## What is needed
Pull out every line in the entries below that contains the string "marker", and copy each one in full.

## Data listing
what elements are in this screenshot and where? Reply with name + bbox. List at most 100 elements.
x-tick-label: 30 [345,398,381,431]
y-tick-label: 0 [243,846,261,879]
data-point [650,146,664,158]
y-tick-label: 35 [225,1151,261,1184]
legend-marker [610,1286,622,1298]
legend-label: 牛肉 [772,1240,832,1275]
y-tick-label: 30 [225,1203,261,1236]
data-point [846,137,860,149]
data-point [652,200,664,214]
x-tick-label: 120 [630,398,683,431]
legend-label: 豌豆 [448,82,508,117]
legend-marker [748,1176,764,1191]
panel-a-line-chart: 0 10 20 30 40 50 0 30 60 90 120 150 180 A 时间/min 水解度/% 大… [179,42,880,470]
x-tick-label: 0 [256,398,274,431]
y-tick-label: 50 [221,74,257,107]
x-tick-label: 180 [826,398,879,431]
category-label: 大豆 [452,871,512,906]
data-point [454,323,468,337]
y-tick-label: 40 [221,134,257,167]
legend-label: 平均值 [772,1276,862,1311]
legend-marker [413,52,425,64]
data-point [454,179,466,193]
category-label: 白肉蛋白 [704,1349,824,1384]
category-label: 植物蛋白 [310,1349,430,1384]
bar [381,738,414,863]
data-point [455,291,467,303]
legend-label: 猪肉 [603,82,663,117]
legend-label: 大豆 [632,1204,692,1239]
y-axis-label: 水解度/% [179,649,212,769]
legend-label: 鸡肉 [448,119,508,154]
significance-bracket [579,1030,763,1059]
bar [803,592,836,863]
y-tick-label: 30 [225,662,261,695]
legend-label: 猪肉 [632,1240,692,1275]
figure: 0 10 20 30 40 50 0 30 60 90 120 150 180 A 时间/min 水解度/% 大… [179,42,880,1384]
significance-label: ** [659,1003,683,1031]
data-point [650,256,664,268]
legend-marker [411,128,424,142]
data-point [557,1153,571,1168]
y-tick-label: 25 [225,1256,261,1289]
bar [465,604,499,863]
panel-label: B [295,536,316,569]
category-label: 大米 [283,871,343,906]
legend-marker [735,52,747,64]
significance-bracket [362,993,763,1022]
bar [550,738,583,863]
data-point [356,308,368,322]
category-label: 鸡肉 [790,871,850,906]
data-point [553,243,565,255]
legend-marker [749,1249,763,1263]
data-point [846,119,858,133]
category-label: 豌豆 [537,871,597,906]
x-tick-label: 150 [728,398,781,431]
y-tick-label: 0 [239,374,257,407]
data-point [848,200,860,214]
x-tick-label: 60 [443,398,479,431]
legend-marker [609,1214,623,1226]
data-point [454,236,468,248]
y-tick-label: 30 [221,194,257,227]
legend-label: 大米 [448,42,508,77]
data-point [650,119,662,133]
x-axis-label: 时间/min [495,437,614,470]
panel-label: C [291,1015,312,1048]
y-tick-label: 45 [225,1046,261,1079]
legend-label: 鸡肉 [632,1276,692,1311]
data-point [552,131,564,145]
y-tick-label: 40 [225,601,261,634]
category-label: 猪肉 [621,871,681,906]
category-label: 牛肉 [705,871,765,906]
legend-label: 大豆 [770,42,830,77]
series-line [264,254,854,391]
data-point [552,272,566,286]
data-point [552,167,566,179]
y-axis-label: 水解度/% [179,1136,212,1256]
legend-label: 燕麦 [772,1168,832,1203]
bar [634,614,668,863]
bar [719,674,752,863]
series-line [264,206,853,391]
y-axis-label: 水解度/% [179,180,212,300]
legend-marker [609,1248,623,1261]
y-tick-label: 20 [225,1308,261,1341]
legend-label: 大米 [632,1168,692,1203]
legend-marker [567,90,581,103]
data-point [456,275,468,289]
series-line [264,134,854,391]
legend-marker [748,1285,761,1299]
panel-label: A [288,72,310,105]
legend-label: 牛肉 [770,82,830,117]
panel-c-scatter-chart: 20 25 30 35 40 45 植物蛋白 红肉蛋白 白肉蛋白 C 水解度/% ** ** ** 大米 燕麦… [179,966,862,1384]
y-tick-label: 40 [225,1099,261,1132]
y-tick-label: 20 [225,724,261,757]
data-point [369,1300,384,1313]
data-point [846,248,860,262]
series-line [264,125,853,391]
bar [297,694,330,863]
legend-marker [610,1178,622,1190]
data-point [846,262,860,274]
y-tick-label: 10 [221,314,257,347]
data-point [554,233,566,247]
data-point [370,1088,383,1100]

## Complete response
legend-marker [610,1286,622,1298]
legend-marker [748,1176,764,1191]
legend-marker [413,52,425,64]
legend-marker [411,128,424,142]
legend-marker [735,52,747,64]
legend-marker [749,1249,763,1263]
legend-marker [609,1214,623,1226]
legend-marker [609,1248,623,1261]
legend-marker [567,90,581,103]
legend-marker [748,1285,761,1299]
legend-marker [610,1178,622,1190]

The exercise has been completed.